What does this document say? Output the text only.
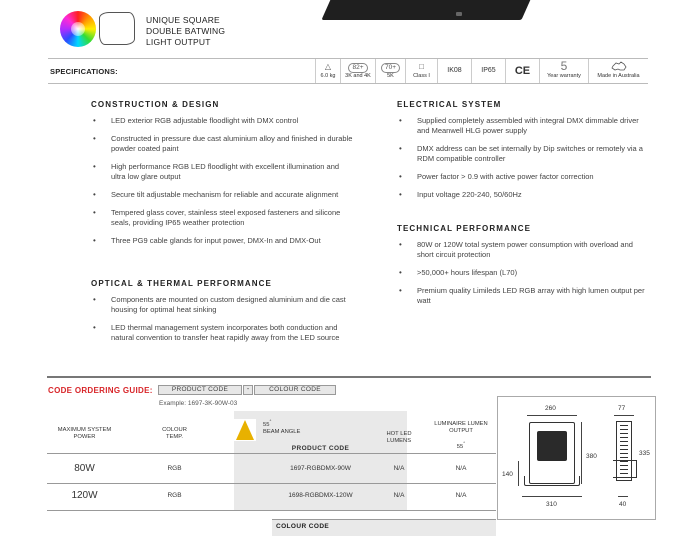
UNIQUE SQUARE
DOUBLE BATWING
LIGHT OUTPUT
SPECIFICATIONS:
△
6.0 kg
82+
3K and 4K
70+
5K
□
Class I
IK08	IP65	CE	5
Year warranty	Made in Australia
CONSTRUCTION & DESIGN
• LED exterior RGB adjustable floodlight with DMX control
• Constructed in pressure due cast aluminium alloy and finished in durable powder coated paint
• High performance RGB LED floodlight with excellent illumination and ultra low glare output
• Secure tilt adjustable mechanism for reliable and accurate alignment
• Tempered glass cover, stainless steel exposed fasteners and silicone seals, providing IP65 weather protection
• Three PG9 cable glands for input power, DMX-In and DMX-Out
OPTICAL & THERMAL PERFORMANCE
• Components are mounted on custom designed aluminium and die cast housing for optimal heat sinking
• LED thermal management system incorporates both conduction and natural convention to transfer heat rapidly away from the LED source
ELECTRICAL SYSTEM
• Supplied completely assembled with integral DMX dimmable driver and Meanwell HLG power supply
• DMX address can be set internally by Dip switches or remotely via a RDM compatible controller
• Power factor > 0.9 with active power factor correction
• Input voltage 220-240, 50/60Hz
TECHNICAL PERFORMANCE
• 80W or 120W total system power consumption with overload and short circuit protection
• >50,000+ hours lifespan (L70)
• Premium quality Limileds LED RGB array with high lumen output per watt
CODE ORDERING GUIDE:	PRODUCT CODE	-	COLOUR CODE
Example: 1697-3K-90W-03
MAXIMUM SYSTEM
POWER
COLOUR
TEMP.
55°
BEAM ANGLE
PRODUCT CODE
HOT LED
LUMENS
LUMINAIRE LUMEN
OUTPUT
55°
80W	RGB	1697-RGBDMX-90W	N/A	N/A
120W	RGB	1698-RGBDMX-120W	N/A	N/A
COLOUR CODE
260
380
140
310
77
335
40
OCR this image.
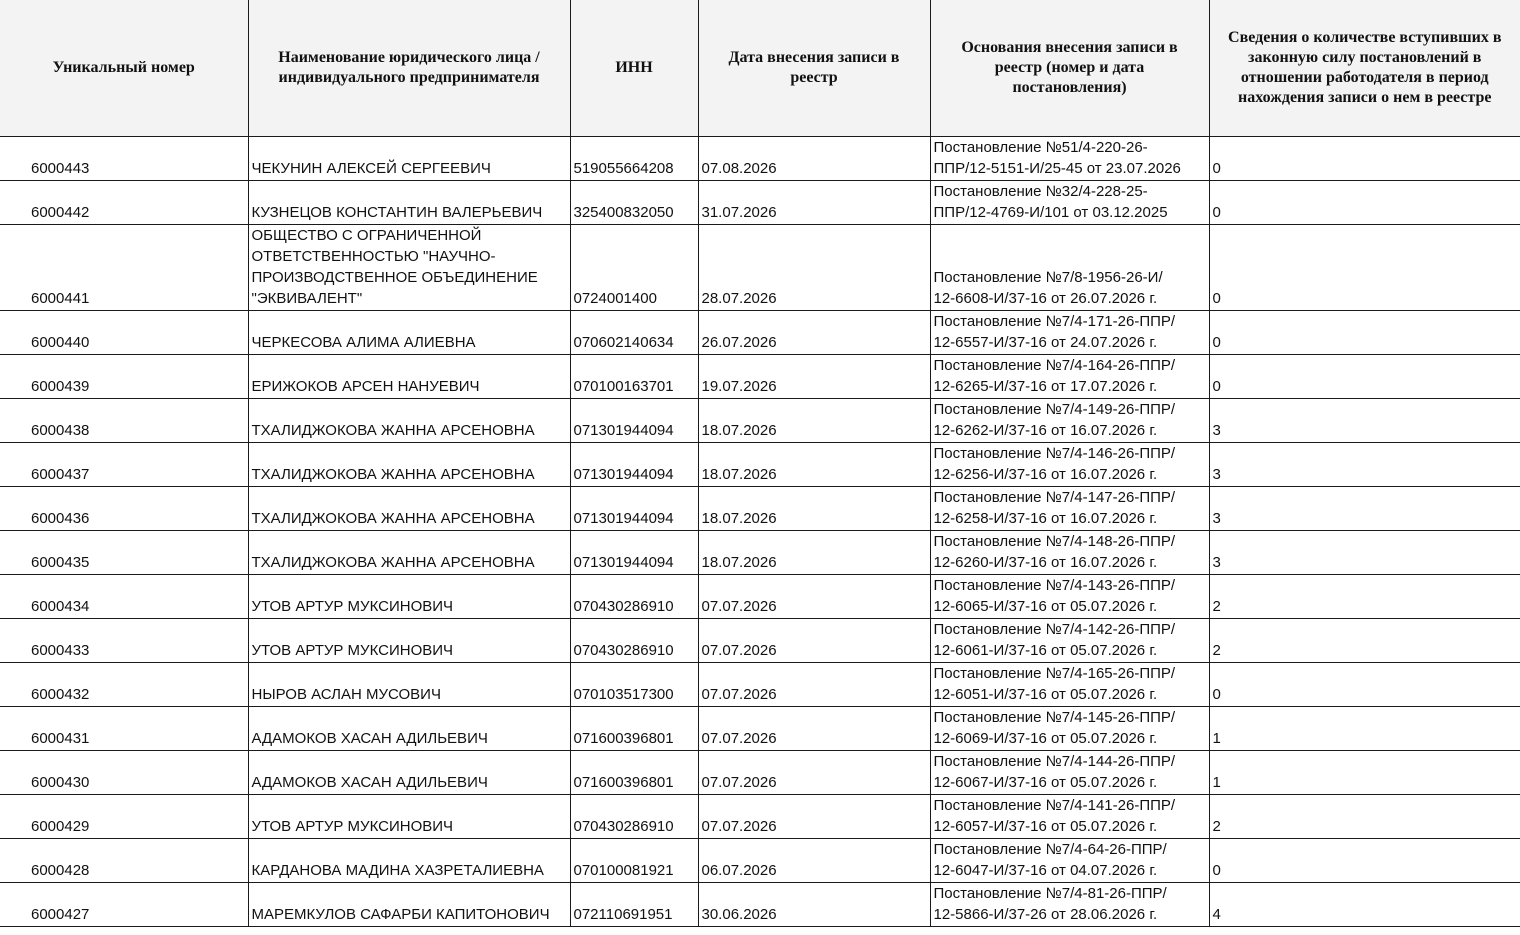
Уникальный номер	Наименование юридического лица / индивидуального предпринимателя	ИНН	Дата внесения записи в реестр	Основания внесения записи в реестр (номер и дата постановления)	Сведения о количестве вступивших в законную силу постановлений в отношении работодателя в период нахождения записи о нем в реестре
6000443	ЧЕКУНИН АЛЕКСЕЙ СЕРГЕЕВИЧ	519055664208	07.08.2026	Постановление №51/4-220-26-
ППР/12-5151-И/25-45 от 23.07.2026	0
6000442	КУЗНЕЦОВ КОНСТАНТИН ВАЛЕРЬЕВИЧ	325400832050	31.07.2026	Постановление №32/4-228-25-
ППР/12-4769-И/101 от 03.12.2025	0
6000441	ОБЩЕСТВО С ОГРАНИЧЕННОЙ
ОТВЕТСТВЕННОСТЬЮ "НАУЧНО-
ПРОИЗВОДСТВЕННОЕ ОБЪЕДИНЕНИЕ
"ЭКВИВАЛЕНТ"	0724001400	28.07.2026	Постановление №7/8-1956-26-И/
12-6608-И/37-16 от 26.07.2026 г.	0
6000440	ЧЕРКЕСОВА АЛИМА АЛИЕВНА	070602140634	26.07.2026	Постановление №7/4-171-26-ППР/
12-6557-И/37-16 от 24.07.2026 г.	0
6000439	ЕРИЖОКОВ АРСЕН НАНУЕВИЧ	070100163701	19.07.2026	Постановление №7/4-164-26-ППР/
12-6265-И/37-16 от 17.07.2026 г.	0
6000438	ТХАЛИДЖОКОВА ЖАННА АРСЕНОВНА	071301944094	18.07.2026	Постановление №7/4-149-26-ППР/
12-6262-И/37-16 от 16.07.2026 г.	3
6000437	ТХАЛИДЖОКОВА ЖАННА АРСЕНОВНА	071301944094	18.07.2026	Постановление №7/4-146-26-ППР/
12-6256-И/37-16 от 16.07.2026 г.	3
6000436	ТХАЛИДЖОКОВА ЖАННА АРСЕНОВНА	071301944094	18.07.2026	Постановление №7/4-147-26-ППР/
12-6258-И/37-16 от 16.07.2026 г.	3
6000435	ТХАЛИДЖОКОВА ЖАННА АРСЕНОВНА	071301944094	18.07.2026	Постановление №7/4-148-26-ППР/
12-6260-И/37-16 от 16.07.2026 г.	3
6000434	УТОВ АРТУР МУКСИНОВИЧ	070430286910	07.07.2026	Постановление №7/4-143-26-ППР/
12-6065-И/37-16 от 05.07.2026 г.	2
6000433	УТОВ АРТУР МУКСИНОВИЧ	070430286910	07.07.2026	Постановление №7/4-142-26-ППР/
12-6061-И/37-16 от 05.07.2026 г.	2
6000432	НЫРОВ АСЛАН МУСОВИЧ	070103517300	07.07.2026	Постановление №7/4-165-26-ППР/
12-6051-И/37-16 от 05.07.2026 г.	0
6000431	АДАМОКОВ ХАСАН АДИЛЬЕВИЧ	071600396801	07.07.2026	Постановление №7/4-145-26-ППР/
12-6069-И/37-16 от 05.07.2026 г.	1
6000430	АДАМОКОВ ХАСАН АДИЛЬЕВИЧ	071600396801	07.07.2026	Постановление №7/4-144-26-ППР/
12-6067-И/37-16 от 05.07.2026 г.	1
6000429	УТОВ АРТУР МУКСИНОВИЧ	070430286910	07.07.2026	Постановление №7/4-141-26-ППР/
12-6057-И/37-16 от 05.07.2026 г.	2
6000428	КАРДАНОВА МАДИНА ХАЗРЕТАЛИЕВНА	070100081921	06.07.2026	Постановление №7/4-64-26-ППР/
12-6047-И/37-16 от 04.07.2026 г.	0
6000427	МАРЕМКУЛОВ САФАРБИ КАПИТОНОВИЧ	072110691951	30.06.2026	Постановление №7/4-81-26-ППР/
12-5866-И/37-26 от 28.06.2026 г.	4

WHAT IS NEEDED:
Give back the whole listing as it stands, minus its pictures.

COMPLETED TASK:
What does this document say? Output the text only.
UNIQUE SQUARE
DOUBLE BATWING
LIGHT OUTPUT
SPECIFICATIONS:
△
6.0 kg
82+
3K and 4K
70+
5K
□
Class I
IK08	IP65	CE	5
Year warranty	Made in Australia
CONSTRUCTION & DESIGN
• LED exterior RGB adjustable floodlight with DMX control
• Constructed in pressure due cast aluminium alloy and finished in durable powder coated paint
• High performance RGB LED floodlight with excellent illumination and ultra low glare output
• Secure tilt adjustable mechanism for reliable and accurate alignment
• Tempered glass cover, stainless steel exposed fasteners and silicone seals, providing IP65 weather protection
• Three PG9 cable glands for input power, DMX-In and DMX-Out
OPTICAL & THERMAL PERFORMANCE
• Components are mounted on custom designed aluminium and die cast housing for optimal heat sinking
• LED thermal management system incorporates both conduction and natural convention to transfer heat rapidly away from the LED source
ELECTRICAL SYSTEM
• Supplied completely assembled with integral DMX dimmable driver and Meanwell HLG power supply
• DMX address can be set internally by Dip switches or remotely via a RDM compatible controller
• Power factor > 0.9 with active power factor correction
• Input voltage 220-240, 50/60Hz
TECHNICAL PERFORMANCE
• 80W or 120W total system power consumption with overload and short circuit protection
• >50,000+ hours lifespan (L70)
• Premium quality Limileds LED RGB array with high lumen output per watt
CODE ORDERING GUIDE:	PRODUCT CODE	-	COLOUR CODE
Example: 1697-3K-90W-03
MAXIMUM SYSTEM
POWER
COLOUR
TEMP.
55°
BEAM ANGLE
PRODUCT CODE
HOT LED
LUMENS
LUMINAIRE LUMEN
OUTPUT
55°
80W	RGB	1697-RGBDMX-90W	N/A	N/A
120W	RGB	1698-RGBDMX-120W	N/A	N/A
COLOUR CODE
260
380
140
310
77
335
40
OCR this image.
Уникальный номер	Наименование юридического лица / индивидуального предпринимателя	ИНН	Дата внесения записи в реестр	Основания внесения записи в реестр (номер и дата постановления)	Сведения о количестве вступивших в законную силу постановлений в отношении работодателя в период нахождения записи о нем в реестре
6000443	ЧЕКУНИН АЛЕКСЕЙ СЕРГЕЕВИЧ	519055664208	07.08.2026	Постановление №51/4-220-26-
ППР/12-5151-И/25-45 от 23.07.2026	0
6000442	КУЗНЕЦОВ КОНСТАНТИН ВАЛЕРЬЕВИЧ	325400832050	31.07.2026	Постановление №32/4-228-25-
ППР/12-4769-И/101 от 03.12.2025	0
6000441	ОБЩЕСТВО С ОГРАНИЧЕННОЙ
ОТВЕТСТВЕННОСТЬЮ "НАУЧНО-
ПРОИЗВОДСТВЕННОЕ ОБЪЕДИНЕНИЕ
"ЭКВИВАЛЕНТ"	0724001400	28.07.2026	Постановление №7/8-1956-26-И/
12-6608-И/37-16 от 26.07.2026 г.	0
6000440	ЧЕРКЕСОВА АЛИМА АЛИЕВНА	070602140634	26.07.2026	Постановление №7/4-171-26-ППР/
12-6557-И/37-16 от 24.07.2026 г.	0
6000439	ЕРИЖОКОВ АРСЕН НАНУЕВИЧ	070100163701	19.07.2026	Постановление №7/4-164-26-ППР/
12-6265-И/37-16 от 17.07.2026 г.	0
6000438	ТХАЛИДЖОКОВА ЖАННА АРСЕНОВНА	071301944094	18.07.2026	Постановление №7/4-149-26-ППР/
12-6262-И/37-16 от 16.07.2026 г.	3
6000437	ТХАЛИДЖОКОВА ЖАННА АРСЕНОВНА	071301944094	18.07.2026	Постановление №7/4-146-26-ППР/
12-6256-И/37-16 от 16.07.2026 г.	3
6000436	ТХАЛИДЖОКОВА ЖАННА АРСЕНОВНА	071301944094	18.07.2026	Постановление №7/4-147-26-ППР/
12-6258-И/37-16 от 16.07.2026 г.	3
6000435	ТХАЛИДЖОКОВА ЖАННА АРСЕНОВНА	071301944094	18.07.2026	Постановление №7/4-148-26-ППР/
12-6260-И/37-16 от 16.07.2026 г.	3
6000434	УТОВ АРТУР МУКСИНОВИЧ	070430286910	07.07.2026	Постановление №7/4-143-26-ППР/
12-6065-И/37-16 от 05.07.2026 г.	2
6000433	УТОВ АРТУР МУКСИНОВИЧ	070430286910	07.07.2026	Постановление №7/4-142-26-ППР/
12-6061-И/37-16 от 05.07.2026 г.	2
6000432	НЫРОВ АСЛАН МУСОВИЧ	070103517300	07.07.2026	Постановление №7/4-165-26-ППР/
12-6051-И/37-16 от 05.07.2026 г.	0
6000431	АДАМОКОВ ХАСАН АДИЛЬЕВИЧ	071600396801	07.07.2026	Постановление №7/4-145-26-ППР/
12-6069-И/37-16 от 05.07.2026 г.	1
6000430	АДАМОКОВ ХАСАН АДИЛЬЕВИЧ	071600396801	07.07.2026	Постановление №7/4-144-26-ППР/
12-6067-И/37-16 от 05.07.2026 г.	1
6000429	УТОВ АРТУР МУКСИНОВИЧ	070430286910	07.07.2026	Постановление №7/4-141-26-ППР/
12-6057-И/37-16 от 05.07.2026 г.	2
6000428	КАРДАНОВА МАДИНА ХАЗРЕТАЛИЕВНА	070100081921	06.07.2026	Постановление №7/4-64-26-ППР/
12-6047-И/37-16 от 04.07.2026 г.	0
6000427	МАРЕМКУЛОВ САФАРБИ КАПИТОНОВИЧ	072110691951	30.06.2026	Постановление №7/4-81-26-ППР/
12-5866-И/37-26 от 28.06.2026 г.	4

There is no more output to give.